RECORDS FOR THE EXERCISE ::

========

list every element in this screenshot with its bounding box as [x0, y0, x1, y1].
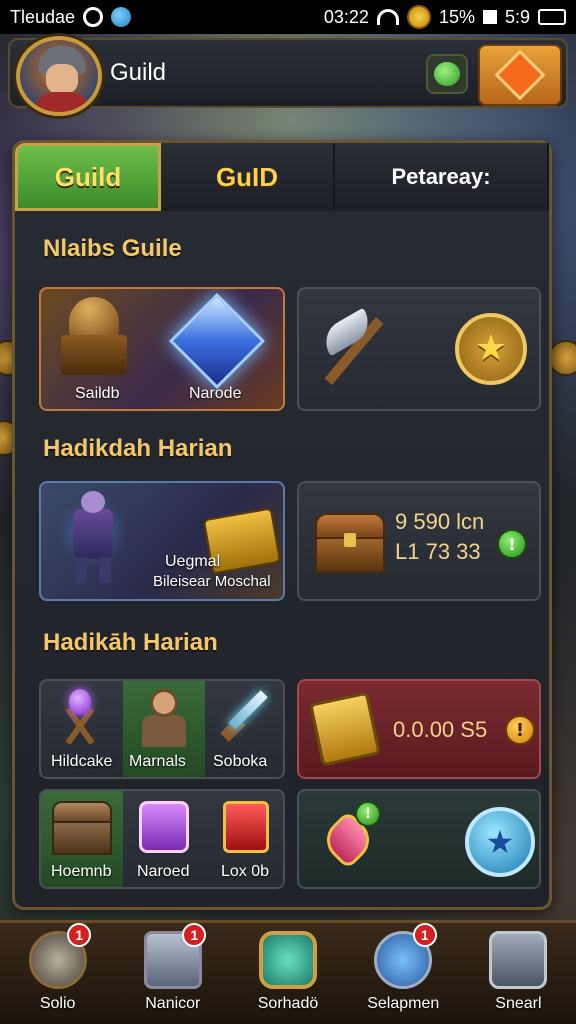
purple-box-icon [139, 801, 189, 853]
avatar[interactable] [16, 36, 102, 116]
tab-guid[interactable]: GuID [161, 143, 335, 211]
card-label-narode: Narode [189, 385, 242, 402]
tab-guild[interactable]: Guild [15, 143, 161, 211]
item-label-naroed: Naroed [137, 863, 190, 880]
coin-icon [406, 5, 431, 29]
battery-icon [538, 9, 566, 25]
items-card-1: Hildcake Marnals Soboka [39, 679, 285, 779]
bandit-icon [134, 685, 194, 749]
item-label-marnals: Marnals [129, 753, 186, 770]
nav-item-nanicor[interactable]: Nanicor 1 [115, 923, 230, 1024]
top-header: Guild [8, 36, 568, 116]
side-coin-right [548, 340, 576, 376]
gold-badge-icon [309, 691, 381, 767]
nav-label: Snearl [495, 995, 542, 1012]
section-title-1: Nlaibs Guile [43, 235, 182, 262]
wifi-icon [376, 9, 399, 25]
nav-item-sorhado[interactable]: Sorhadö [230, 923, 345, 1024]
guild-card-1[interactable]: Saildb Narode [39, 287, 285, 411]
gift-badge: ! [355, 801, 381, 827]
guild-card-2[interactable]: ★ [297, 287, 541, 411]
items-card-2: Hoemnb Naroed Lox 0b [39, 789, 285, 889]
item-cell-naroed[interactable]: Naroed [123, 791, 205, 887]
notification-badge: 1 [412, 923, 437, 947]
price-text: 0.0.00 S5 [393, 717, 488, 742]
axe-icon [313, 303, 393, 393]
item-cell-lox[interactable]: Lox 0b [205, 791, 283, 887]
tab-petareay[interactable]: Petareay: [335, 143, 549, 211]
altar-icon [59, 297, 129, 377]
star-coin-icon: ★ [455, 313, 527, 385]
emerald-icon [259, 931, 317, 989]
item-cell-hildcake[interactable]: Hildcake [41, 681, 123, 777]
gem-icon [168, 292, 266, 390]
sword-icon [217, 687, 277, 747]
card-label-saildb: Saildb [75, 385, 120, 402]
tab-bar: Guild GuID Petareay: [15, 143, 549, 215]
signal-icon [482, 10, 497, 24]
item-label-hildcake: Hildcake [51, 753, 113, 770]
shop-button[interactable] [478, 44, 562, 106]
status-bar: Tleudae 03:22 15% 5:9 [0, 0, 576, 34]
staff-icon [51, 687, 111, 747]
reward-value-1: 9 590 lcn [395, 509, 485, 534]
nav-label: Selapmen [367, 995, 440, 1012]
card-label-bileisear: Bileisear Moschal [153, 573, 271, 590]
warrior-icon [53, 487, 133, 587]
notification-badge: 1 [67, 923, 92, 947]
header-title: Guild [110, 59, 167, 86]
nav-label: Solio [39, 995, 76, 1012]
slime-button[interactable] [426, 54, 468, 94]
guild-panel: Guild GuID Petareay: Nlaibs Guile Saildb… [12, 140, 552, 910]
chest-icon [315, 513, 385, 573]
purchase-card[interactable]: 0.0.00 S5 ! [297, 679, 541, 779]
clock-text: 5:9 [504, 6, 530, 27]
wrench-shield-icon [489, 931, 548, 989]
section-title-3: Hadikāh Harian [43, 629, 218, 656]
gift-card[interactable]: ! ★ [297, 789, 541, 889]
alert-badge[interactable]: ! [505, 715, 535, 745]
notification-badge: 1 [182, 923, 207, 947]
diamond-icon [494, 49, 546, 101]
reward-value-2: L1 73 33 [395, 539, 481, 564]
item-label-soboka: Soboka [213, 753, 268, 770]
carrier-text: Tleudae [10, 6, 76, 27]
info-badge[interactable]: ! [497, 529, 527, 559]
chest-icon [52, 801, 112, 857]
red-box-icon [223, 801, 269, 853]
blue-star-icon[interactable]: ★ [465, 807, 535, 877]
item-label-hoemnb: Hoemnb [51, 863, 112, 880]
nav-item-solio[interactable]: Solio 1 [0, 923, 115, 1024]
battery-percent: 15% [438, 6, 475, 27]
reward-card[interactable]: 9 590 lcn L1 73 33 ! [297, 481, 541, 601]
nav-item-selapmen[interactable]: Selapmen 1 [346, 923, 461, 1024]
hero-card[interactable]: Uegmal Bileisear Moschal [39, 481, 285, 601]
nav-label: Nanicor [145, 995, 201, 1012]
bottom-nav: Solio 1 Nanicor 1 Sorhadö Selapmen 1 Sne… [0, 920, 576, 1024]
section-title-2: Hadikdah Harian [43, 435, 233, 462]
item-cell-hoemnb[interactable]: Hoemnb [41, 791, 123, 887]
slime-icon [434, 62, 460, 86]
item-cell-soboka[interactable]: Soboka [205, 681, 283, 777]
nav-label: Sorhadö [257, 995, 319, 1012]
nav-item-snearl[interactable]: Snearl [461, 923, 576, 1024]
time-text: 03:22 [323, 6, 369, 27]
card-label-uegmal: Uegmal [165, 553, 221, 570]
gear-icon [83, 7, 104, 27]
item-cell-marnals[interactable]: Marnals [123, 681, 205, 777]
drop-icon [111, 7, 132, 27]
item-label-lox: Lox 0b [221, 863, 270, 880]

========

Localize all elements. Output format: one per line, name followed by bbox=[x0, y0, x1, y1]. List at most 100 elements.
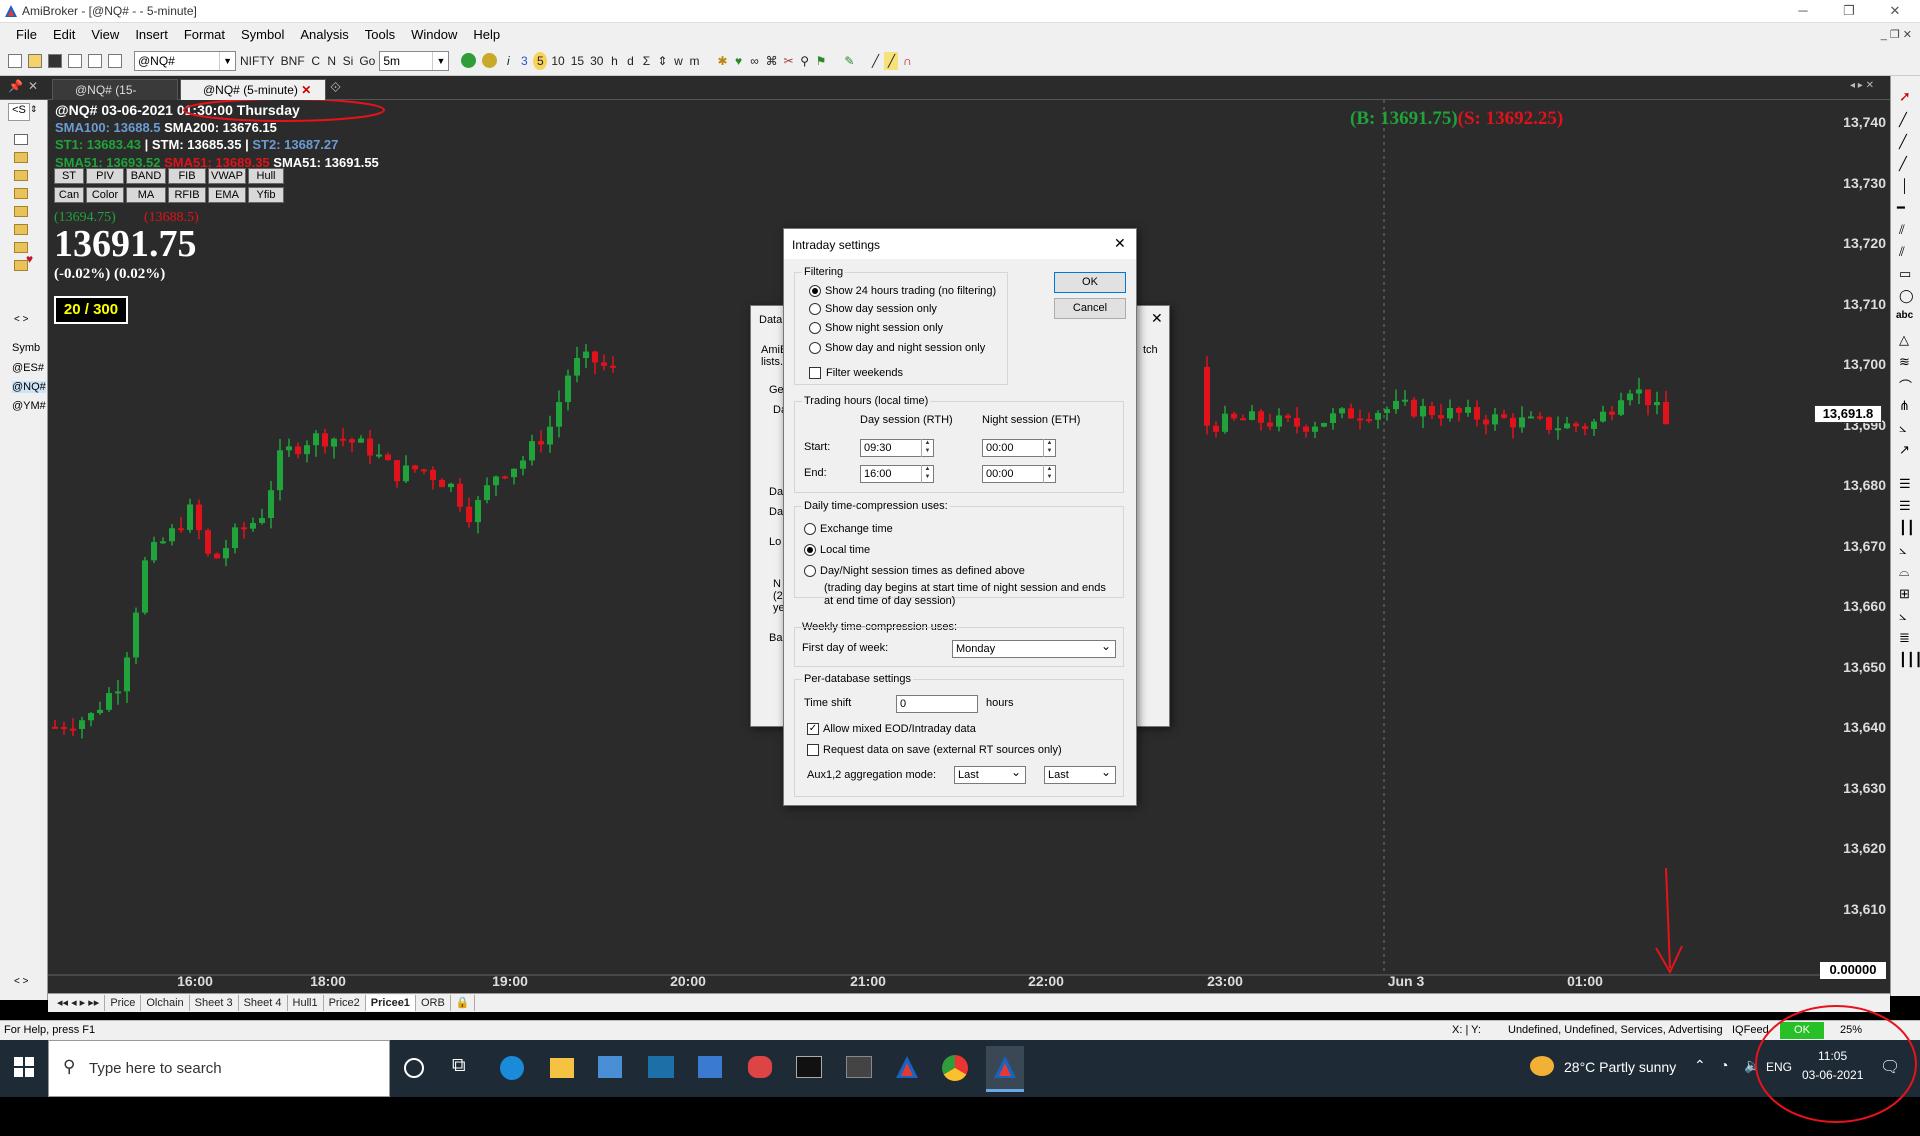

========

CHALLENGE ::
Rewrite the entries between the line holding "list every element" and the line holding "wifi-icon [376, 9, 399, 25]", inclusive, replacing "bandit-icon" with "thief-icon" and changing nothing else. Omit the pictures from your answer.

SOLVED EXERCISE ::
list every element in this screenshot with its bounding box as [x0, y0, x1, y1].
purple-box-icon [139, 801, 189, 853]
avatar[interactable] [16, 36, 102, 116]
tab-guid[interactable]: GuID [161, 143, 335, 211]
card-label-narode: Narode [189, 385, 242, 402]
tab-guild[interactable]: Guild [15, 143, 161, 211]
item-label-naroed: Naroed [137, 863, 190, 880]
coin-icon [406, 5, 431, 29]
battery-icon [538, 9, 566, 25]
items-card-1: Hildcake Marnals Soboka [39, 679, 285, 779]
thief-icon [134, 685, 194, 749]
item-label-marnals: Marnals [129, 753, 186, 770]
nav-item-nanicor[interactable]: Nanicor 1 [115, 923, 230, 1024]
top-header: Guild [8, 36, 568, 116]
side-coin-right [548, 340, 576, 376]
gold-badge-icon [309, 691, 381, 767]
nav-label: Snearl [495, 995, 542, 1012]
section-title-1: Nlaibs Guile [43, 235, 182, 262]
wifi-icon [376, 9, 399, 25]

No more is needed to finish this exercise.